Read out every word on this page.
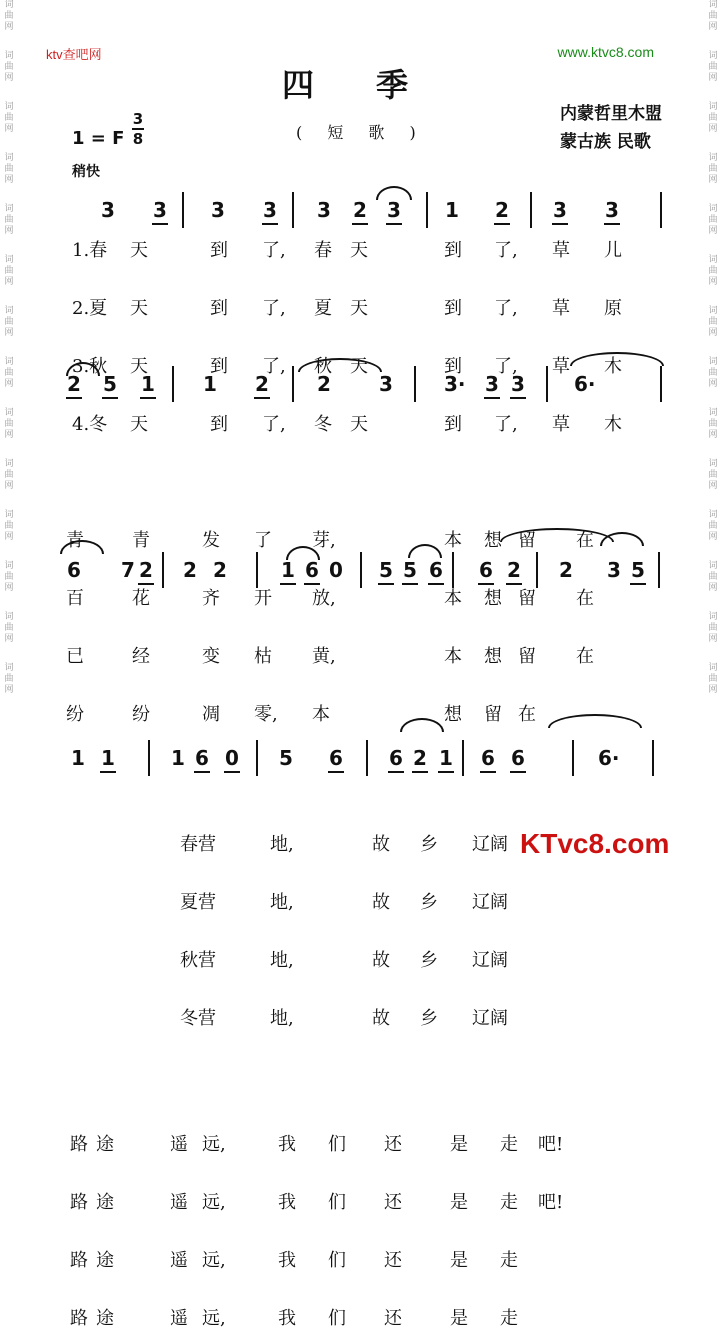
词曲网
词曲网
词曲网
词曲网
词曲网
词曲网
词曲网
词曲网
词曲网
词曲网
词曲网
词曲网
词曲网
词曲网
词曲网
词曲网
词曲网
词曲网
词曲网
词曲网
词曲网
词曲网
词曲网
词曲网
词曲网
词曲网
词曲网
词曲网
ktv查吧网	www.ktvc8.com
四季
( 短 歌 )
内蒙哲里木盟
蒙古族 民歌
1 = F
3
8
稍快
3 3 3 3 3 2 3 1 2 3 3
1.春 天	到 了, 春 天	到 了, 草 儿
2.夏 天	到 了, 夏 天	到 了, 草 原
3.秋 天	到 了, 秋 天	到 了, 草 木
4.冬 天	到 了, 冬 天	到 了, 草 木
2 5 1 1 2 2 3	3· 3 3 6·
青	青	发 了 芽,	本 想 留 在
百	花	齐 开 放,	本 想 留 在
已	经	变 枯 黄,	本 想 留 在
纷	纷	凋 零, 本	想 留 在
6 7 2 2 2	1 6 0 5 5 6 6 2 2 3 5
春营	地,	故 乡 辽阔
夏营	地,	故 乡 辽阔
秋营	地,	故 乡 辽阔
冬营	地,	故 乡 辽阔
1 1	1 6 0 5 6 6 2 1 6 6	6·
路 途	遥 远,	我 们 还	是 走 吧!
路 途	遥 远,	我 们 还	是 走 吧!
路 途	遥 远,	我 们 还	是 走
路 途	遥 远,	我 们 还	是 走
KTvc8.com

### AIM
An exact transcription of all the entries is required, without the pictures.

### TASK SOLUTION
Read out every word on this page.
词曲网
词曲网
词曲网
词曲网
词曲网
词曲网
词曲网
词曲网
词曲网
词曲网
词曲网
词曲网
词曲网
词曲网
词曲网
词曲网
词曲网
词曲网
词曲网
词曲网
词曲网
词曲网
词曲网
词曲网
词曲网
词曲网
词曲网
词曲网
ktv查吧网	www.ktvc8.com
四季
( 短 歌 )
内蒙哲里木盟
蒙古族 民歌
1 = F
3
8
稍快
3 3 3 3 3 2 3 1 2 3 3
1.春 天	到 了, 春 天	到 了, 草 儿
2.夏 天	到 了, 夏 天	到 了, 草 原
3.秋 天	到 了, 秋 天	到 了, 草 木
4.冬 天	到 了, 冬 天	到 了, 草 木
2 5 1 1 2 2 3	3· 3 3 6·
青	青	发 了 芽,	本 想 留 在
百	花	齐 开 放,	本 想 留 在
已	经	变 枯 黄,	本 想 留 在
纷	纷	凋 零, 本	想 留 在
6 7 2 2 2	1 6 0 5 5 6 6 2 2 3 5
春营	地,	故 乡 辽阔
夏营	地,	故 乡 辽阔
秋营	地,	故 乡 辽阔
冬营	地,	故 乡 辽阔
1 1	1 6 0 5 6 6 2 1 6 6	6·
路 途	遥 远,	我 们 还	是 走 吧!
路 途	遥 远,	我 们 还	是 走 吧!
路 途	遥 远,	我 们 还	是 走
路 途	遥 远,	我 们 还	是 走
KTvc8.com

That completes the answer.